Excerpt from a dataset ::
········

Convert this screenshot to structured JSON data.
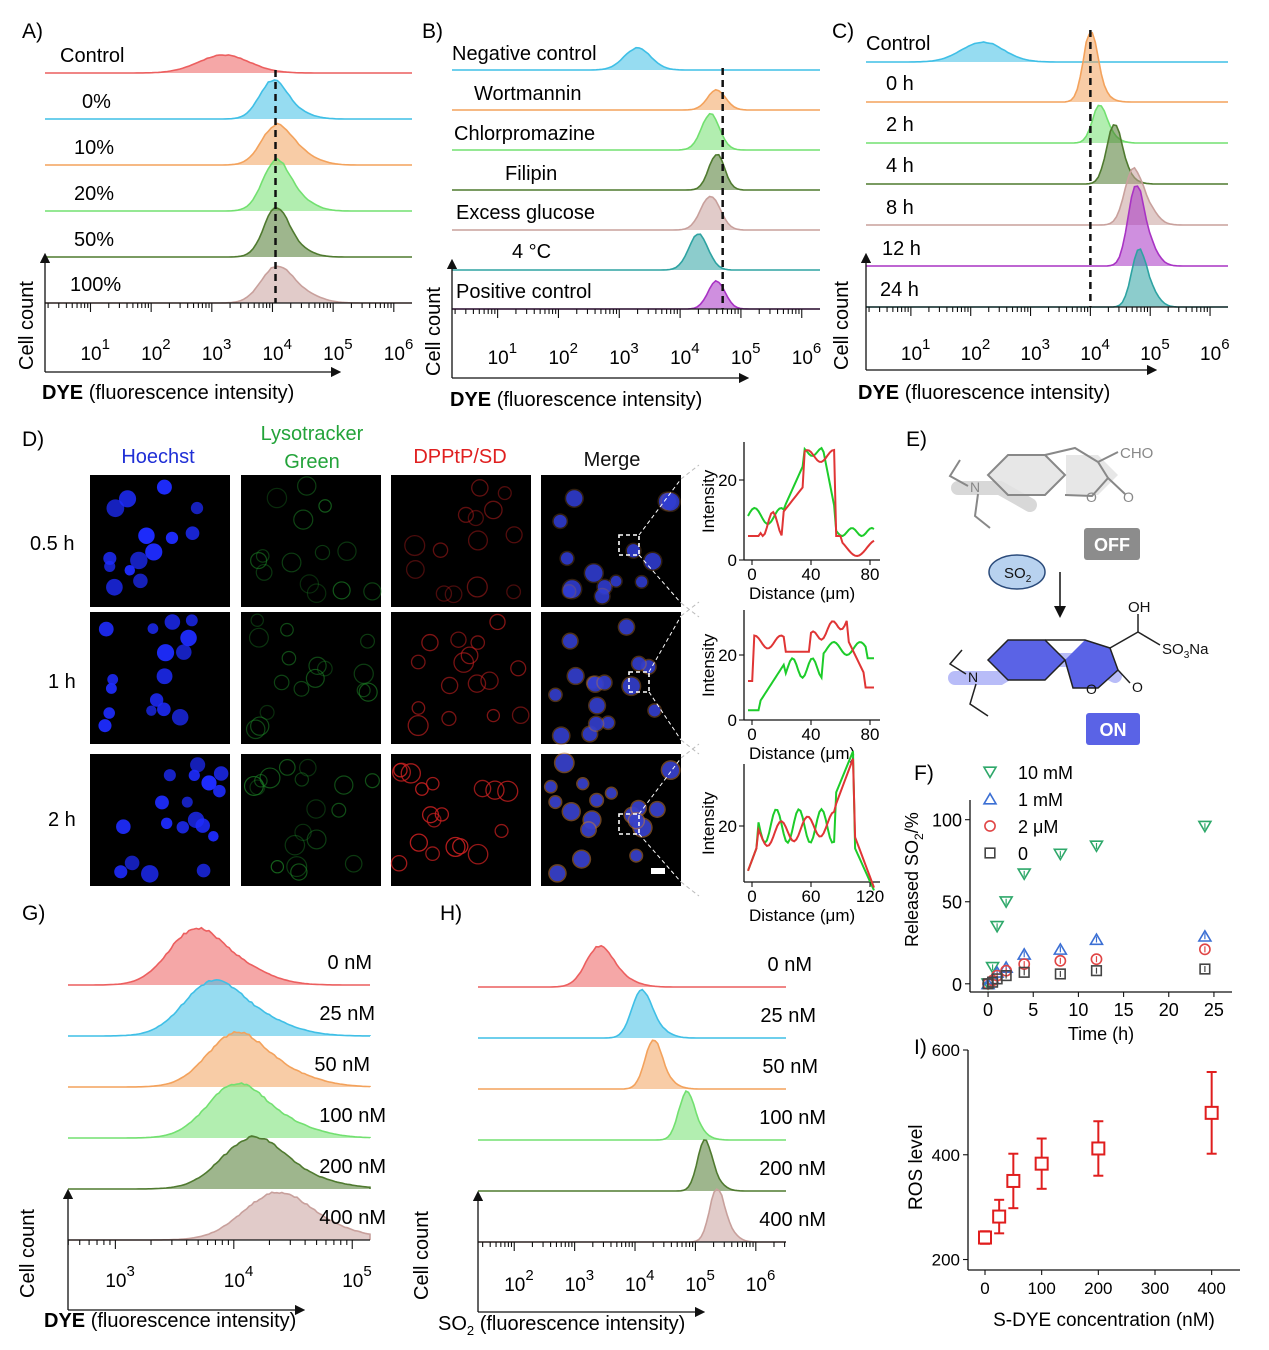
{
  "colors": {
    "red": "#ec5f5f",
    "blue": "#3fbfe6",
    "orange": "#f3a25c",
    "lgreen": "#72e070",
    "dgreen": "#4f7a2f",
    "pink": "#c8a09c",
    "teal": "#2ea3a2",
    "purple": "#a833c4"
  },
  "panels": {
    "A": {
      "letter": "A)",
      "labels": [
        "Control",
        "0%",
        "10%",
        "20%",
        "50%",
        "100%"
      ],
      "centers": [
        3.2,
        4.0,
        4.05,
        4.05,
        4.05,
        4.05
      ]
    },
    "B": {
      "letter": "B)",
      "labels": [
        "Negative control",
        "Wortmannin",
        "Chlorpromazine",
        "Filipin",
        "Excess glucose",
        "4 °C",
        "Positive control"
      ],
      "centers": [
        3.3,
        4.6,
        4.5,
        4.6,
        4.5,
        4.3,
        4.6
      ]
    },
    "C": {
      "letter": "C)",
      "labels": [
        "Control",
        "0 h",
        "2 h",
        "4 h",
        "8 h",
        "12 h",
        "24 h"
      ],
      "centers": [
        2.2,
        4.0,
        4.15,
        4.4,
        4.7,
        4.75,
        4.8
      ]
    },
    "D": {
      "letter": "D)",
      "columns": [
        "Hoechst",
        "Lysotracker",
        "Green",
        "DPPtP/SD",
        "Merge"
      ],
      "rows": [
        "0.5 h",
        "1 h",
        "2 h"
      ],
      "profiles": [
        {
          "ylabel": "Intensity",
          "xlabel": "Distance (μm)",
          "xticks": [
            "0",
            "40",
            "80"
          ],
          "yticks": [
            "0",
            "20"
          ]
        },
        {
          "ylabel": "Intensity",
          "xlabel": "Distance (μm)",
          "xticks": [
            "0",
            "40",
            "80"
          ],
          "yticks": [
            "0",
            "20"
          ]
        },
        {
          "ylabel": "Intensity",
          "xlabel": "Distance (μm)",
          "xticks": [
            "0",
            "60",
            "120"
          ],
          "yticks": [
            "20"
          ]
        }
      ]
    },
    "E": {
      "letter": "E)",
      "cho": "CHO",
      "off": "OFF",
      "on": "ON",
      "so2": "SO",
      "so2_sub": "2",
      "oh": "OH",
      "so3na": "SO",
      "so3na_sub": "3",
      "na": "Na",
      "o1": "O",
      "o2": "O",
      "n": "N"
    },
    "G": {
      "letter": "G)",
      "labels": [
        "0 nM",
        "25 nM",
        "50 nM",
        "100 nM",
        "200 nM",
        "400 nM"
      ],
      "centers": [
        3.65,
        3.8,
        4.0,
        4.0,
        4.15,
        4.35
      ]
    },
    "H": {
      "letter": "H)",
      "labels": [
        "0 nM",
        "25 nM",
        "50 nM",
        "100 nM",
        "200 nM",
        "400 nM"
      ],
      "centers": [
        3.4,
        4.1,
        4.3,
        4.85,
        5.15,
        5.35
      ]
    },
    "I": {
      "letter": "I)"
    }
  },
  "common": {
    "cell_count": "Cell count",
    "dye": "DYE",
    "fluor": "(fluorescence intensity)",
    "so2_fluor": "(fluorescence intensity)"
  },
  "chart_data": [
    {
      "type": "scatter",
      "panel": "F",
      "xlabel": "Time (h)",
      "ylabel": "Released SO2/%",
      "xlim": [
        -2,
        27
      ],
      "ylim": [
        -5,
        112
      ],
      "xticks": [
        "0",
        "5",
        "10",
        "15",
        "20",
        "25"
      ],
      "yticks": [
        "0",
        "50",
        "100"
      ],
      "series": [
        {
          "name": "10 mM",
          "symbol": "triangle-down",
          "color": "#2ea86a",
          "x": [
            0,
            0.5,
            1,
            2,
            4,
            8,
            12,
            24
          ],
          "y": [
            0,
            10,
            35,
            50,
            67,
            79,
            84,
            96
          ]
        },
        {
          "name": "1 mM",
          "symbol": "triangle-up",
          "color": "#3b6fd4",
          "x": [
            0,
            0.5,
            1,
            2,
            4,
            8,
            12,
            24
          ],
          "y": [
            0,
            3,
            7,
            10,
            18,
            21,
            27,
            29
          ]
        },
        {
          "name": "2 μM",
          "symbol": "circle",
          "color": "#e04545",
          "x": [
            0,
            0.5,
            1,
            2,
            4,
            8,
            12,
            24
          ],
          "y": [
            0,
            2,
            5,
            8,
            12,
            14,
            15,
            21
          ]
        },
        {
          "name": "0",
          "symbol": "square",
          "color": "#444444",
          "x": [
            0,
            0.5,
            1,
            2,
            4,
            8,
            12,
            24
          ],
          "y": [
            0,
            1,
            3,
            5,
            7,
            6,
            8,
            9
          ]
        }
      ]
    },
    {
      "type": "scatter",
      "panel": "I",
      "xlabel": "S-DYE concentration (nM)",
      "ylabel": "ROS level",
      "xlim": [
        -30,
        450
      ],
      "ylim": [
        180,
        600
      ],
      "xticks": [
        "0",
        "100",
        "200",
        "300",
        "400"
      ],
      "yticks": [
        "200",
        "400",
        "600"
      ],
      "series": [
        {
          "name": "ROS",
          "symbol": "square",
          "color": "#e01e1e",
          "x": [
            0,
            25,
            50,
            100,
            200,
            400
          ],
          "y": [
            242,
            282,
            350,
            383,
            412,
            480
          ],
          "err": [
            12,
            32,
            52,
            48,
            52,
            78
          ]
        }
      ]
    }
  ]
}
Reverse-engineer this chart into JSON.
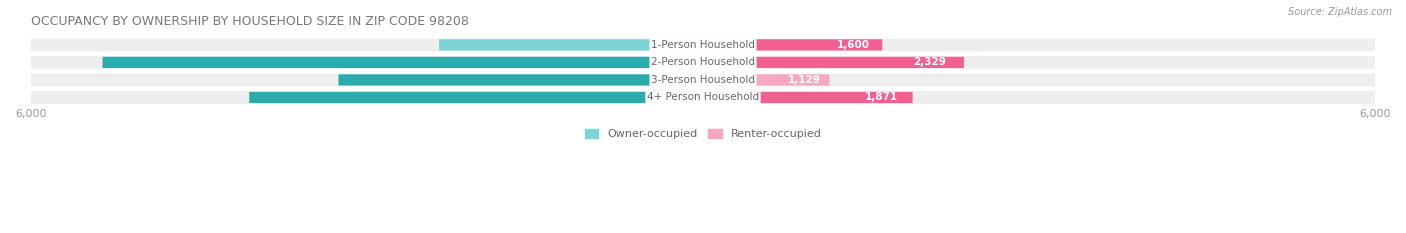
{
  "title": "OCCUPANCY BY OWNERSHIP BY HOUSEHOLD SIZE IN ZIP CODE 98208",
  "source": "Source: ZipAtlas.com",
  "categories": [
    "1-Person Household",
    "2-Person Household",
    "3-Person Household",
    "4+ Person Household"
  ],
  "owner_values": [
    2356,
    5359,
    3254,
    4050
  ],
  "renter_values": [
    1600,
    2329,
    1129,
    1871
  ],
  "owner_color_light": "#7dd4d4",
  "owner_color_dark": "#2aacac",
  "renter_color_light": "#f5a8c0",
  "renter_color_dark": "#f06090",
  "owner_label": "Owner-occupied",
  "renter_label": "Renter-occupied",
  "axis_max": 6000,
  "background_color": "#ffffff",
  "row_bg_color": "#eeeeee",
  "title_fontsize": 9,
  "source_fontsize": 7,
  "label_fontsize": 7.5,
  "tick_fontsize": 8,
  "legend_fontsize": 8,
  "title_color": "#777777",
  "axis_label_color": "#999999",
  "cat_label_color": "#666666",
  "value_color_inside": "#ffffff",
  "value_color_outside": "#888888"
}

········

Exercise aim :: Exclude the pictures and transcribe all of the entries exactly.

Output ::
Convert this screenshot to structured JSON data.
{
  "colors": {
    "red": "#ec5f5f",
    "blue": "#3fbfe6",
    "orange": "#f3a25c",
    "lgreen": "#72e070",
    "dgreen": "#4f7a2f",
    "pink": "#c8a09c",
    "teal": "#2ea3a2",
    "purple": "#a833c4"
  },
  "panels": {
    "A": {
      "letter": "A)",
      "labels": [
        "Control",
        "0%",
        "10%",
        "20%",
        "50%",
        "100%"
      ],
      "centers": [
        3.2,
        4.0,
        4.05,
        4.05,
        4.05,
        4.05
      ]
    },
    "B": {
      "letter": "B)",
      "labels": [
        "Negative control",
        "Wortmannin",
        "Chlorpromazine",
        "Filipin",
        "Excess glucose",
        "4 °C",
        "Positive control"
      ],
      "centers": [
        3.3,
        4.6,
        4.5,
        4.6,
        4.5,
        4.3,
        4.6
      ]
    },
    "C": {
      "letter": "C)",
      "labels": [
        "Control",
        "0 h",
        "2 h",
        "4 h",
        "8 h",
        "12 h",
        "24 h"
      ],
      "centers": [
        2.2,
        4.0,
        4.15,
        4.4,
        4.7,
        4.75,
        4.8
      ]
    },
    "D": {
      "letter": "D)",
      "columns": [
        "Hoechst",
        "Lysotracker",
        "Green",
        "DPPtP/SD",
        "Merge"
      ],
      "rows": [
        "0.5 h",
        "1 h",
        "2 h"
      ],
      "profiles": [
        {
          "ylabel": "Intensity",
          "xlabel": "Distance (μm)",
          "xticks": [
            "0",
            "40",
            "80"
          ],
          "yticks": [
            "0",
            "20"
          ]
        },
        {
          "ylabel": "Intensity",
          "xlabel": "Distance (μm)",
          "xticks": [
            "0",
            "40",
            "80"
          ],
          "yticks": [
            "0",
            "20"
          ]
        },
        {
          "ylabel": "Intensity",
          "xlabel": "Distance (μm)",
          "xticks": [
            "0",
            "60",
            "120"
          ],
          "yticks": [
            "20"
          ]
        }
      ]
    },
    "E": {
      "letter": "E)",
      "cho": "CHO",
      "off": "OFF",
      "on": "ON",
      "so2": "SO",
      "so2_sub": "2",
      "oh": "OH",
      "so3na": "SO",
      "so3na_sub": "3",
      "na": "Na",
      "o1": "O",
      "o2": "O",
      "n": "N"
    },
    "G": {
      "letter": "G)",
      "labels": [
        "0 nM",
        "25 nM",
        "50 nM",
        "100 nM",
        "200 nM",
        "400 nM"
      ],
      "centers": [
        3.65,
        3.8,
        4.0,
        4.0,
        4.15,
        4.35
      ]
    },
    "H": {
      "letter": "H)",
      "labels": [
        "0 nM",
        "25 nM",
        "50 nM",
        "100 nM",
        "200 nM",
        "400 nM"
      ],
      "centers": [
        3.4,
        4.1,
        4.3,
        4.85,
        5.15,
        5.35
      ]
    },
    "I": {
      "letter": "I)"
    }
  },
  "common": {
    "cell_count": "Cell count",
    "dye": "DYE",
    "fluor": "(fluorescence intensity)",
    "so2_fluor": "(fluorescence intensity)"
  },
  "chart_data": [
    {
      "type": "scatter",
      "panel": "F",
      "xlabel": "Time (h)",
      "ylabel": "Released SO2/%",
      "xlim": [
        -2,
        27
      ],
      "ylim": [
        -5,
        112
      ],
      "xticks": [
        "0",
        "5",
        "10",
        "15",
        "20",
        "25"
      ],
      "yticks": [
        "0",
        "50",
        "100"
      ],
      "series": [
        {
          "name": "10 mM",
          "symbol": "triangle-down",
          "color": "#2ea86a",
          "x": [
            0,
            0.5,
            1,
            2,
            4,
            8,
            12,
            24
          ],
          "y": [
            0,
            10,
            35,
            50,
            67,
            79,
            84,
            96
          ]
        },
        {
          "name": "1 mM",
          "symbol": "triangle-up",
          "color": "#3b6fd4",
          "x": [
            0,
            0.5,
            1,
            2,
            4,
            8,
            12,
            24
          ],
          "y": [
            0,
            3,
            7,
            10,
            18,
            21,
            27,
            29
          ]
        },
        {
          "name": "2 μM",
          "symbol": "circle",
          "color": "#e04545",
          "x": [
            0,
            0.5,
            1,
            2,
            4,
            8,
            12,
            24
          ],
          "y": [
            0,
            2,
            5,
            8,
            12,
            14,
            15,
            21
          ]
        },
        {
          "name": "0",
          "symbol": "square",
          "color": "#444444",
          "x": [
            0,
            0.5,
            1,
            2,
            4,
            8,
            12,
            24
          ],
          "y": [
            0,
            1,
            3,
            5,
            7,
            6,
            8,
            9
          ]
        }
      ]
    },
    {
      "type": "scatter",
      "panel": "I",
      "xlabel": "S-DYE concentration (nM)",
      "ylabel": "ROS level",
      "xlim": [
        -30,
        450
      ],
      "ylim": [
        180,
        600
      ],
      "xticks": [
        "0",
        "100",
        "200",
        "300",
        "400"
      ],
      "yticks": [
        "200",
        "400",
        "600"
      ],
      "series": [
        {
          "name": "ROS",
          "symbol": "square",
          "color": "#e01e1e",
          "x": [
            0,
            25,
            50,
            100,
            200,
            400
          ],
          "y": [
            242,
            282,
            350,
            383,
            412,
            480
          ],
          "err": [
            12,
            32,
            52,
            48,
            52,
            78
          ]
        }
      ]
    }
  ]
}
Reverse-engineer this chart into JSON.
{
  "title": "OCCUPANCY BY OWNERSHIP BY HOUSEHOLD SIZE IN ZIP CODE 98208",
  "source": "Source: ZipAtlas.com",
  "categories": [
    "1-Person Household",
    "2-Person Household",
    "3-Person Household",
    "4+ Person Household"
  ],
  "owner_values": [
    2356,
    5359,
    3254,
    4050
  ],
  "renter_values": [
    1600,
    2329,
    1129,
    1871
  ],
  "owner_color_light": "#7dd4d4",
  "owner_color_dark": "#2aacac",
  "renter_color_light": "#f5a8c0",
  "renter_color_dark": "#f06090",
  "owner_label": "Owner-occupied",
  "renter_label": "Renter-occupied",
  "axis_max": 6000,
  "background_color": "#ffffff",
  "row_bg_color": "#eeeeee",
  "title_fontsize": 9,
  "source_fontsize": 7,
  "label_fontsize": 7.5,
  "tick_fontsize": 8,
  "legend_fontsize": 8,
  "title_color": "#777777",
  "axis_label_color": "#999999",
  "cat_label_color": "#666666",
  "value_color_inside": "#ffffff",
  "value_color_outside": "#888888"
}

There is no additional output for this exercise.